==== Given data ====

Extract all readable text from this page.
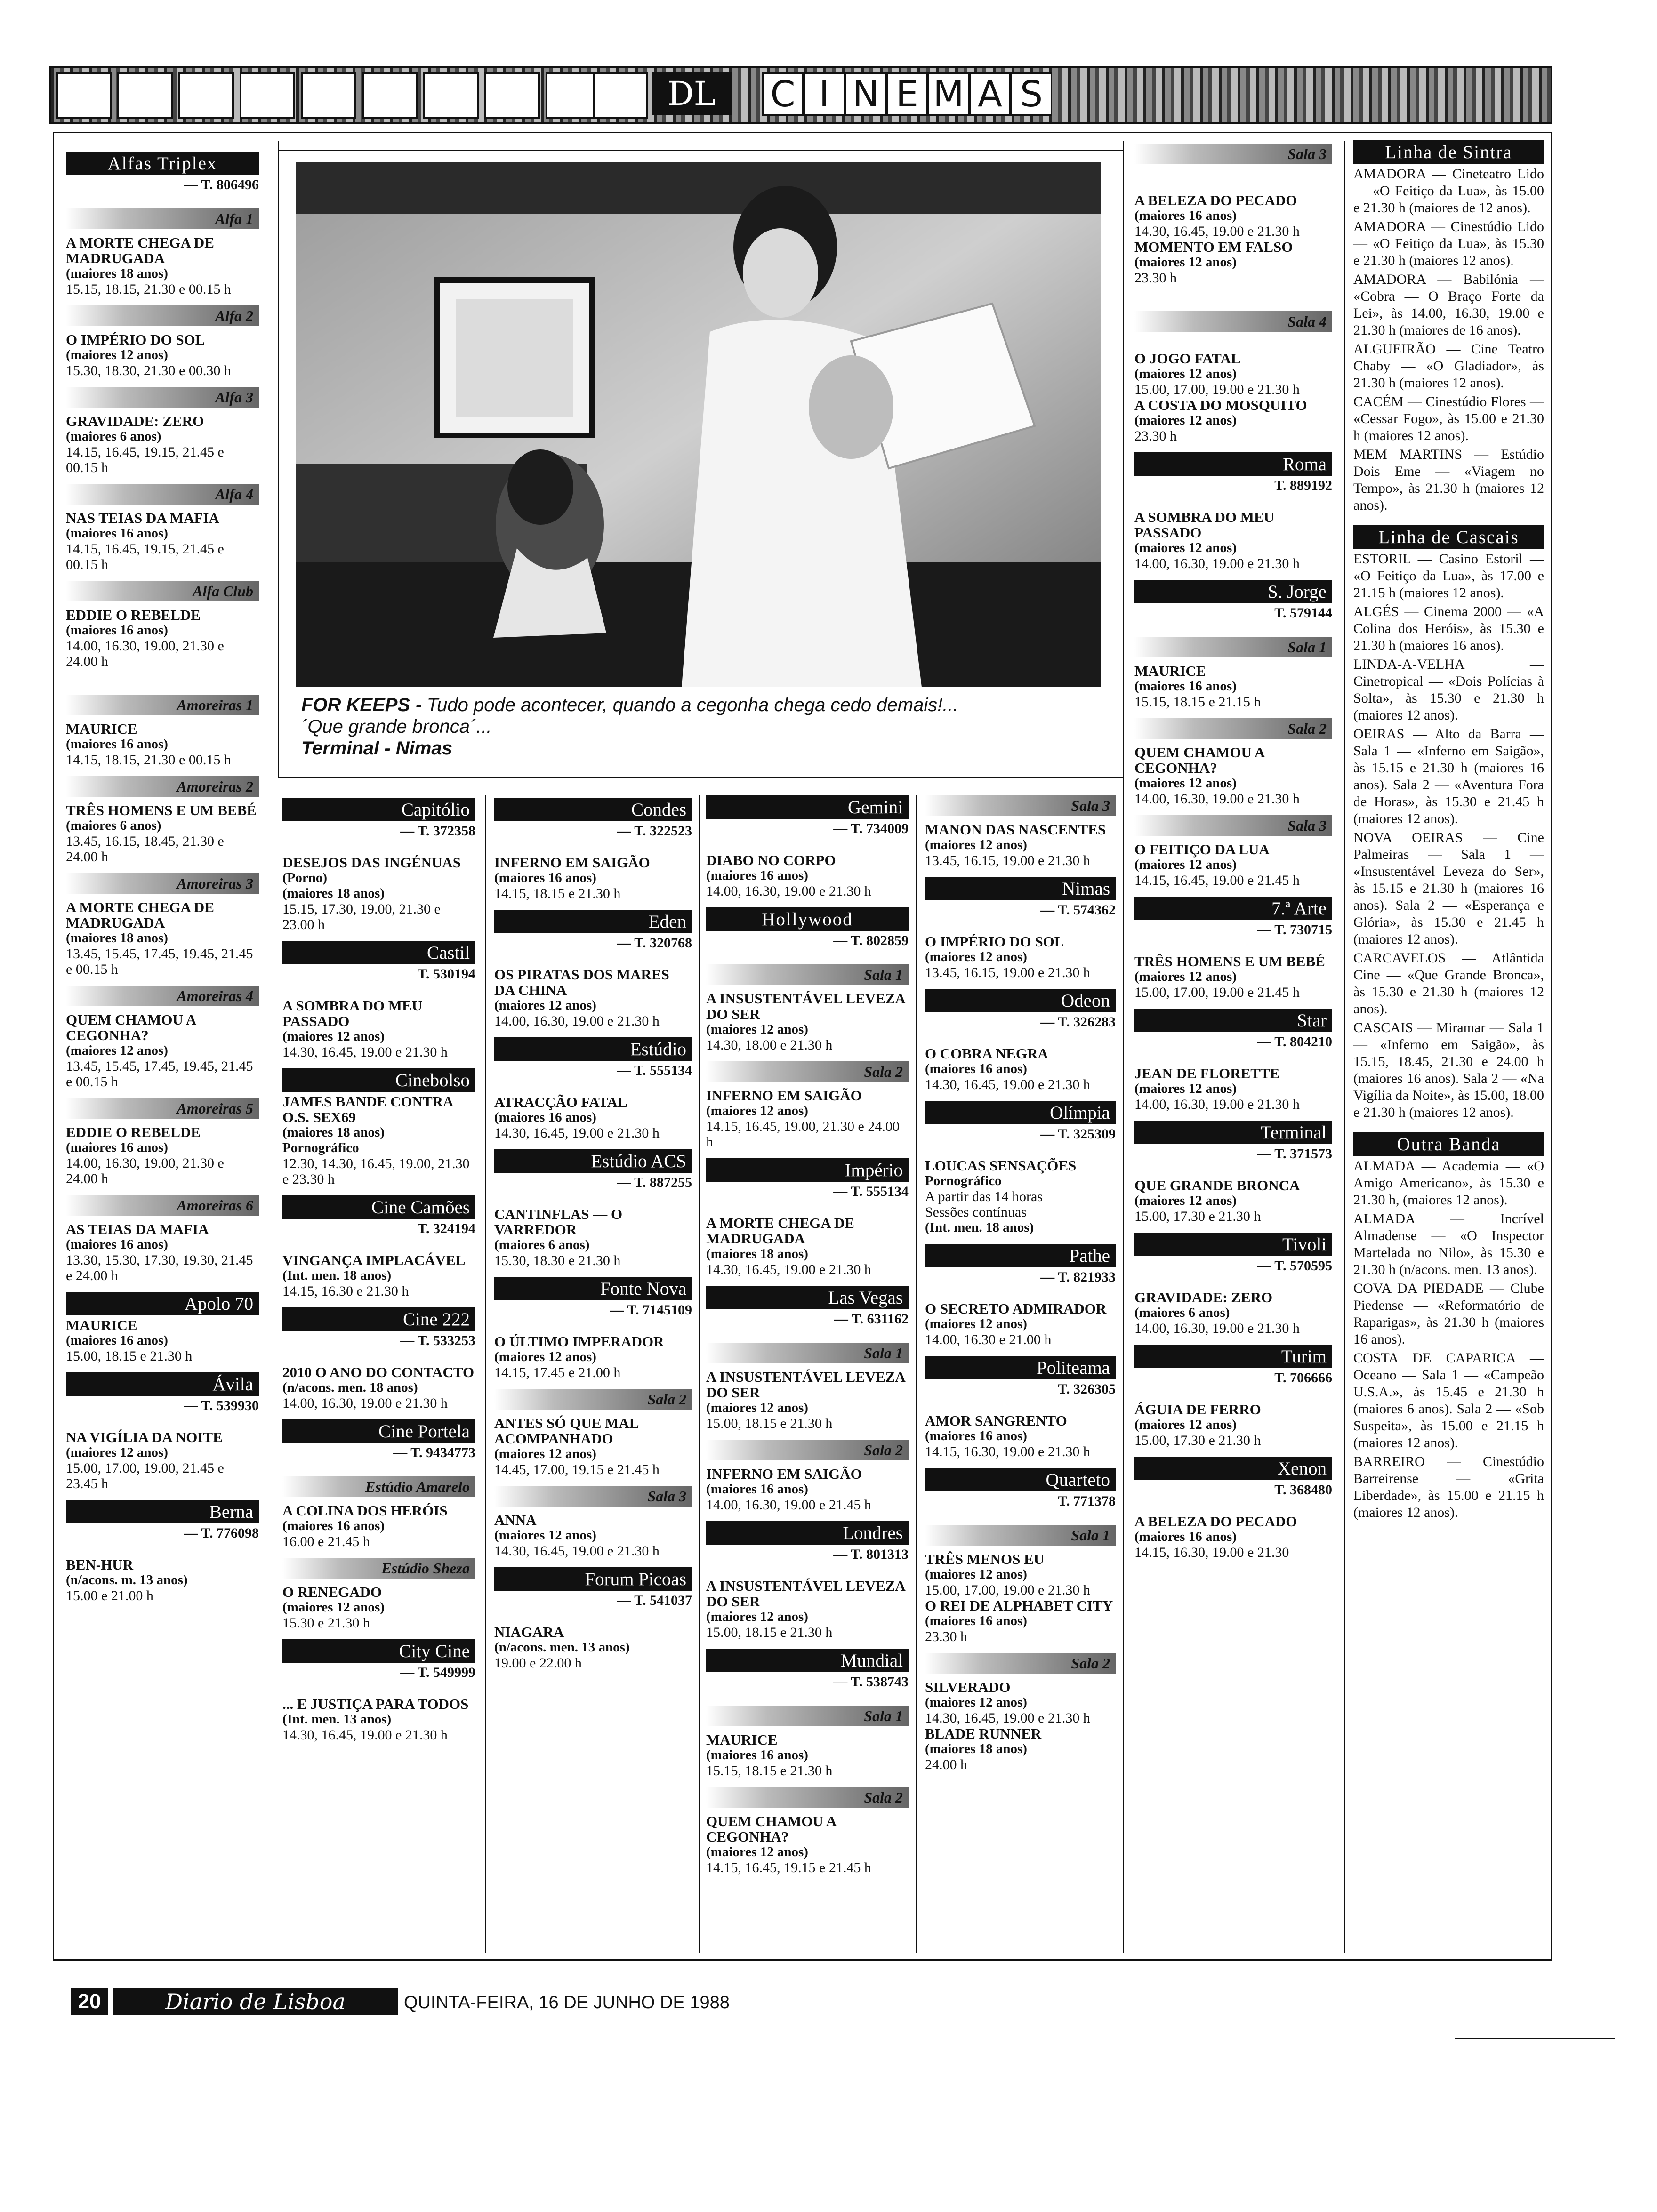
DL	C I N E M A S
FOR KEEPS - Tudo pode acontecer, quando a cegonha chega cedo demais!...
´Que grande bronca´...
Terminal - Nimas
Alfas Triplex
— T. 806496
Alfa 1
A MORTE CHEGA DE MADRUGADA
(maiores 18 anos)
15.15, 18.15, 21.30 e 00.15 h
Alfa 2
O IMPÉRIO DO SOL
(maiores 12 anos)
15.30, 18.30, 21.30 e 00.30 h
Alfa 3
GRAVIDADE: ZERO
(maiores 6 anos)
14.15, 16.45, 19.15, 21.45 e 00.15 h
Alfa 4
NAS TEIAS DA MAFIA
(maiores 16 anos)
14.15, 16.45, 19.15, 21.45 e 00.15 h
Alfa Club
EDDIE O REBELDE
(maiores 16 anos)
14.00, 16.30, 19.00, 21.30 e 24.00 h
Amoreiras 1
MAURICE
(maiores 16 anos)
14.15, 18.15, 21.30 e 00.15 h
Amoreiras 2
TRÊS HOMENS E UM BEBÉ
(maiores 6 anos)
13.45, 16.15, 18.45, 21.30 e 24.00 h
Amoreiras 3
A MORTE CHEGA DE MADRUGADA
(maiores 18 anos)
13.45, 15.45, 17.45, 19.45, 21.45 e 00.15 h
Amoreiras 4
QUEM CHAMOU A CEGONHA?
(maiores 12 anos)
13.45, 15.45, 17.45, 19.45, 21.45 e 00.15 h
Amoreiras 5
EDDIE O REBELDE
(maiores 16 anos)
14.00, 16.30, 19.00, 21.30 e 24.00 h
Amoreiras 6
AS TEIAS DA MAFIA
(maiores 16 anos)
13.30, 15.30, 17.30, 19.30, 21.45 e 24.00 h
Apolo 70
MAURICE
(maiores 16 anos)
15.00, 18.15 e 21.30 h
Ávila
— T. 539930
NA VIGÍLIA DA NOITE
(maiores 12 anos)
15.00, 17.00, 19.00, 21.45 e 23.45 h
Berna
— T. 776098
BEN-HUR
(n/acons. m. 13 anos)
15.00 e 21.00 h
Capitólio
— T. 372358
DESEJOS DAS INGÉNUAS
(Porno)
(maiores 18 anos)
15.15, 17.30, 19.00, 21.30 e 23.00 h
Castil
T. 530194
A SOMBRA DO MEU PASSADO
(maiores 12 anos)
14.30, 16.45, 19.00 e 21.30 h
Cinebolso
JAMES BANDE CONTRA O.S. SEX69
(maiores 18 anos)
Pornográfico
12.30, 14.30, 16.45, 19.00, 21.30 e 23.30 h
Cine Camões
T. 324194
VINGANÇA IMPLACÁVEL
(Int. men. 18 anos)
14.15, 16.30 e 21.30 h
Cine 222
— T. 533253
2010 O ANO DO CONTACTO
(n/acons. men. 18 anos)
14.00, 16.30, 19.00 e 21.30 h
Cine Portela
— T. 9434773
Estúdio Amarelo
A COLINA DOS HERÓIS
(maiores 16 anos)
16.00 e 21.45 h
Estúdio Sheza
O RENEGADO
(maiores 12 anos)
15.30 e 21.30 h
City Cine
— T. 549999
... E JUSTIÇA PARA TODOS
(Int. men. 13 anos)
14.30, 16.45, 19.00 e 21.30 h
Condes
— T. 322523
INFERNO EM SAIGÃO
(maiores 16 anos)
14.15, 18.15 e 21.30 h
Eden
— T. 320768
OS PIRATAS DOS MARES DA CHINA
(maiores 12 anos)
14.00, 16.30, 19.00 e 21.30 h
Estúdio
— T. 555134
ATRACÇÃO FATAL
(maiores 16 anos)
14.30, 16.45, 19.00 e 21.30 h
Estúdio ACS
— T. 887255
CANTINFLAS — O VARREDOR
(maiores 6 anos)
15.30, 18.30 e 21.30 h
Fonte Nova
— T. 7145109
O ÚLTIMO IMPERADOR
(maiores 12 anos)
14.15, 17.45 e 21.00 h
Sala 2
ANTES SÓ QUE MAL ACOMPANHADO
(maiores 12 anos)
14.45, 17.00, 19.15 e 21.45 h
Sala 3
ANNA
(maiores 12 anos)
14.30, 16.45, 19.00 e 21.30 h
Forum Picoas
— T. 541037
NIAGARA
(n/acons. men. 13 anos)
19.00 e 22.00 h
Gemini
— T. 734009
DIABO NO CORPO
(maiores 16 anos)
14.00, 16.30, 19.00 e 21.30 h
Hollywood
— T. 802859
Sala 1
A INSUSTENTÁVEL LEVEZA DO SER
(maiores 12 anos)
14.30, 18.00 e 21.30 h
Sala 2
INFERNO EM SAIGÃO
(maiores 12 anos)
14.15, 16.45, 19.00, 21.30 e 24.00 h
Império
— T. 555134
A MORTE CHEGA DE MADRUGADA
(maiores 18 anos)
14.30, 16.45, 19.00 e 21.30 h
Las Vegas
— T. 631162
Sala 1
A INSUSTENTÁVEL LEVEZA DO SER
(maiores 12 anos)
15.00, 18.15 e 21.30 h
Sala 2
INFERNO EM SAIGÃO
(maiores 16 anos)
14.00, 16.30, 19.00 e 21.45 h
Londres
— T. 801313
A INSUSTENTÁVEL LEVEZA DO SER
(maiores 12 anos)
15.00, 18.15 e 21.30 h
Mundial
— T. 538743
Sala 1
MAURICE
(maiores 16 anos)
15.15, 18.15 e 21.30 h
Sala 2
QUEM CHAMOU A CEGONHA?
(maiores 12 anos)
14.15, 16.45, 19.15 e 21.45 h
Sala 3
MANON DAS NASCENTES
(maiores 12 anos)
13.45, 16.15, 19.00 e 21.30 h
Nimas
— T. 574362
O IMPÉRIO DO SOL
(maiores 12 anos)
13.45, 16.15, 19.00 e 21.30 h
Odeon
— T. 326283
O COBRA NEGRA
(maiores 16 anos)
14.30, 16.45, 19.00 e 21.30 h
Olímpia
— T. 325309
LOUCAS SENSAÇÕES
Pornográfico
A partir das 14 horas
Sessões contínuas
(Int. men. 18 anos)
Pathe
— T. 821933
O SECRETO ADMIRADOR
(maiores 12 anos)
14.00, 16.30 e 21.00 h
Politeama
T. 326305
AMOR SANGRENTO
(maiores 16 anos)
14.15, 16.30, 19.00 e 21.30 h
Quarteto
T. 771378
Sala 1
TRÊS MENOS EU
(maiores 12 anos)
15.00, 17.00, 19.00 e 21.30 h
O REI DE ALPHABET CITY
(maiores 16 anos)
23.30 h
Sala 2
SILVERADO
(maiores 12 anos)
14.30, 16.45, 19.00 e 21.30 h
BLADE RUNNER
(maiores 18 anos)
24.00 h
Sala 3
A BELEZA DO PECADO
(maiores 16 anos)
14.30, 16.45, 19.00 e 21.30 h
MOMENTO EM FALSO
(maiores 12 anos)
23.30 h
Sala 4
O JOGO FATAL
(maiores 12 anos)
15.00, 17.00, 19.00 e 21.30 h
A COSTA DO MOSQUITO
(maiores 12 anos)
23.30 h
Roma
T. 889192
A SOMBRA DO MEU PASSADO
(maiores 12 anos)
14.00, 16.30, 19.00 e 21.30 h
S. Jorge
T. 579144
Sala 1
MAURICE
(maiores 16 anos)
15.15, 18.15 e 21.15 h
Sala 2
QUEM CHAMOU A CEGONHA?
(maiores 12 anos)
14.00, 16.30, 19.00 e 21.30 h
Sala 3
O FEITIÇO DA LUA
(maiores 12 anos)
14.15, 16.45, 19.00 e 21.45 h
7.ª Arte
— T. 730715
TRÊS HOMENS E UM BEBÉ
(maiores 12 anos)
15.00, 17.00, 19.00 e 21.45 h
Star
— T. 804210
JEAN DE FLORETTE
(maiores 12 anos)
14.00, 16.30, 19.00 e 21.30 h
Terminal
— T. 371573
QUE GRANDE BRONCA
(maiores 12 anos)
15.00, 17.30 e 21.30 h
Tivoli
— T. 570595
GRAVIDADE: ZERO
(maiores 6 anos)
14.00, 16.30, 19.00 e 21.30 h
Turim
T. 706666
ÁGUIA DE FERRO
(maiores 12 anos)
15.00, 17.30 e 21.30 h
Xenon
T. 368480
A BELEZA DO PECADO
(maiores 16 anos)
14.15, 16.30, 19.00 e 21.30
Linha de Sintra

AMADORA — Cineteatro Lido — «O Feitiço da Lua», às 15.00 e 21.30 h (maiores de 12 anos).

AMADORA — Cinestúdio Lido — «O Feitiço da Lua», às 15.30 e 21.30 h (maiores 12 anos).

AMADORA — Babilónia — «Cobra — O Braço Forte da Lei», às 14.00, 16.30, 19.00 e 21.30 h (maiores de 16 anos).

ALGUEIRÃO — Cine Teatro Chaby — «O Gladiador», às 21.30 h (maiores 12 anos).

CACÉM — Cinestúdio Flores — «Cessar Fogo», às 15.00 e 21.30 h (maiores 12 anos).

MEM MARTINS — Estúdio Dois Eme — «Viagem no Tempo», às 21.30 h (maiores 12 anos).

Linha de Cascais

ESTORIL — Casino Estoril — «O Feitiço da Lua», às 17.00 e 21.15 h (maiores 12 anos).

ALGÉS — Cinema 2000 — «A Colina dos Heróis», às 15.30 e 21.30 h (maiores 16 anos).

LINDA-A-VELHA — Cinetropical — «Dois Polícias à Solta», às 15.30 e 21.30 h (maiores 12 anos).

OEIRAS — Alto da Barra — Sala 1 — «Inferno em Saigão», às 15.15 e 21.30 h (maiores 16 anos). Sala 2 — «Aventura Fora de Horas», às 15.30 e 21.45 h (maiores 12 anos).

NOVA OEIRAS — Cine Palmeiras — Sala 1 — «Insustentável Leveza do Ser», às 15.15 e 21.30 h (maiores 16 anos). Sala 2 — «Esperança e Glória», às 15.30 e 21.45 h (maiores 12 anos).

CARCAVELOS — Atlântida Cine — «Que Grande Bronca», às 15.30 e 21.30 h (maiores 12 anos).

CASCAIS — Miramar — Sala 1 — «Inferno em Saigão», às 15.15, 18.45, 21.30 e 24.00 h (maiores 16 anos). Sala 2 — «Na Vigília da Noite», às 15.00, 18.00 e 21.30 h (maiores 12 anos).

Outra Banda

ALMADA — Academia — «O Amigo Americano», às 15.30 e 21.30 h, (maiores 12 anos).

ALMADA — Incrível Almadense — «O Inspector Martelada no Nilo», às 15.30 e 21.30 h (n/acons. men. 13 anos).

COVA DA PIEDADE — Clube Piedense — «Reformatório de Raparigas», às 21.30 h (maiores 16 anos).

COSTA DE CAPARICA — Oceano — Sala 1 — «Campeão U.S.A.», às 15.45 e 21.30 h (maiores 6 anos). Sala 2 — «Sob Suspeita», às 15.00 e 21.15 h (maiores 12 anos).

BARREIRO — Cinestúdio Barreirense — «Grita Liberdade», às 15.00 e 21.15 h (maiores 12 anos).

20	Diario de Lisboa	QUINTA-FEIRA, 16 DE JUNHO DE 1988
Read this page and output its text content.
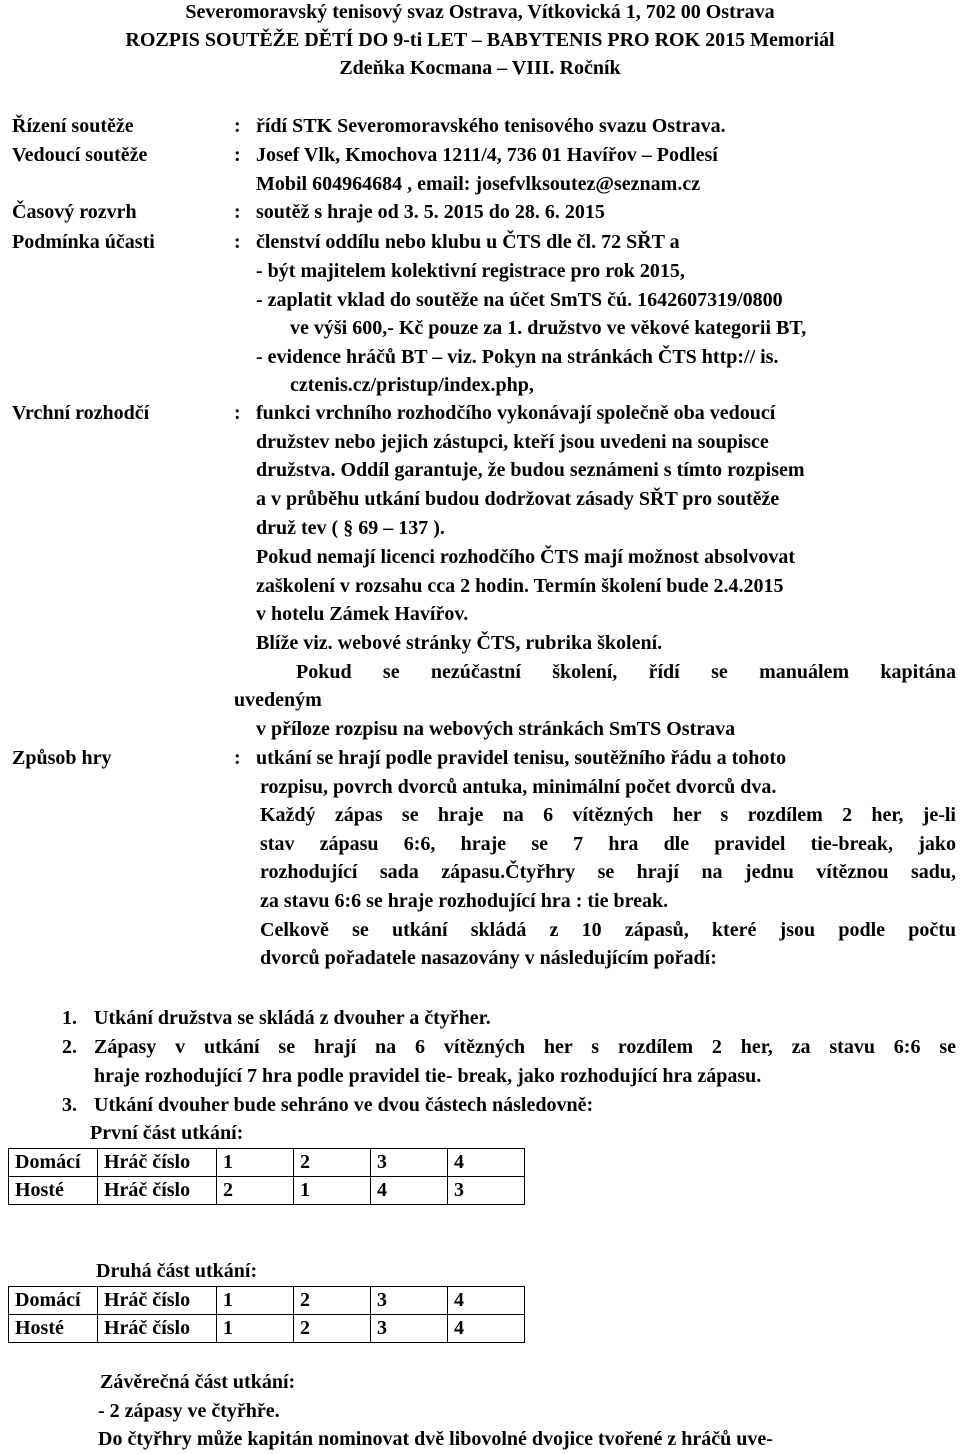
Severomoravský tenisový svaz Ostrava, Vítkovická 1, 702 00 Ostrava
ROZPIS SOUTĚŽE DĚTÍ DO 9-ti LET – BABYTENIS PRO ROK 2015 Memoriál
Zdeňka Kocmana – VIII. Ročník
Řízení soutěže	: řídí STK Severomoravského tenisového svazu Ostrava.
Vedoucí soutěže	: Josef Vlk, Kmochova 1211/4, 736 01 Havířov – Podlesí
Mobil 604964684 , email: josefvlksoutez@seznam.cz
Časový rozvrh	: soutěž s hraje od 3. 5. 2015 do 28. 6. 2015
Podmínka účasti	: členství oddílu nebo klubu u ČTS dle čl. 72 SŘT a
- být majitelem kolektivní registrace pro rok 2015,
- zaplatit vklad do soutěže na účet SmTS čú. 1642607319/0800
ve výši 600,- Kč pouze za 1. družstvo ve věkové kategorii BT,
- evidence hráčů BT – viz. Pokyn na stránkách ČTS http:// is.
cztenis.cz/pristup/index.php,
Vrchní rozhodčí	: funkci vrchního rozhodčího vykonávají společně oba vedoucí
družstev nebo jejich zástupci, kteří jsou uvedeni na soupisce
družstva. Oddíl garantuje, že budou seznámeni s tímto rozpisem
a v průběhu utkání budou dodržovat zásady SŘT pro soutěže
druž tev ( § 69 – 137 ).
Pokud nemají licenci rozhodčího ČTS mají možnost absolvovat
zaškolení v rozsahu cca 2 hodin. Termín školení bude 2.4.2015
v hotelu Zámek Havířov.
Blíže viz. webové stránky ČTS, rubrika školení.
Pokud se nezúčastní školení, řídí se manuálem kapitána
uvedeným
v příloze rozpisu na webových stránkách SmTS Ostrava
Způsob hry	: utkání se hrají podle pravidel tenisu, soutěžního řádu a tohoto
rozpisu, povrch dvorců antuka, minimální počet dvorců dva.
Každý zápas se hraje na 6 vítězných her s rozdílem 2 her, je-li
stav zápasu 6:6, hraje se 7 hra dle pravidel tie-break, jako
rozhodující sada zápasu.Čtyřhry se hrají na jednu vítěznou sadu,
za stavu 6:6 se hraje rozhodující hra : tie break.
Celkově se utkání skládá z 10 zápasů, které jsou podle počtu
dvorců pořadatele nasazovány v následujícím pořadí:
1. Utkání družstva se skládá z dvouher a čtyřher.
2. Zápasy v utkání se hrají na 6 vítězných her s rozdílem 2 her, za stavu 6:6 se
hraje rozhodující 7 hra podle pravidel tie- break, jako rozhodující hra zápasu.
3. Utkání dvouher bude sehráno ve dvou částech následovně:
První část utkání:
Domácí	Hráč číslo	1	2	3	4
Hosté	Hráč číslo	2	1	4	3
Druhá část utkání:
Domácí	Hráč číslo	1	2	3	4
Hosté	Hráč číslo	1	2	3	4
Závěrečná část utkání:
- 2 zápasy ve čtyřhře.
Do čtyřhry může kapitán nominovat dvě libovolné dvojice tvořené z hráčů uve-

====

#### Request:
From the entries, copy out each line containing the word "Ostrava".

#### Result of this task:
Severomoravský tenisový svaz Ostrava, Vítkovická 1, 702 00 Ostrava
Řízení soutěže	: řídí STK Severomoravského tenisového svazu Ostrava.
v příloze rozpisu na webových stránkách SmTS Ostrava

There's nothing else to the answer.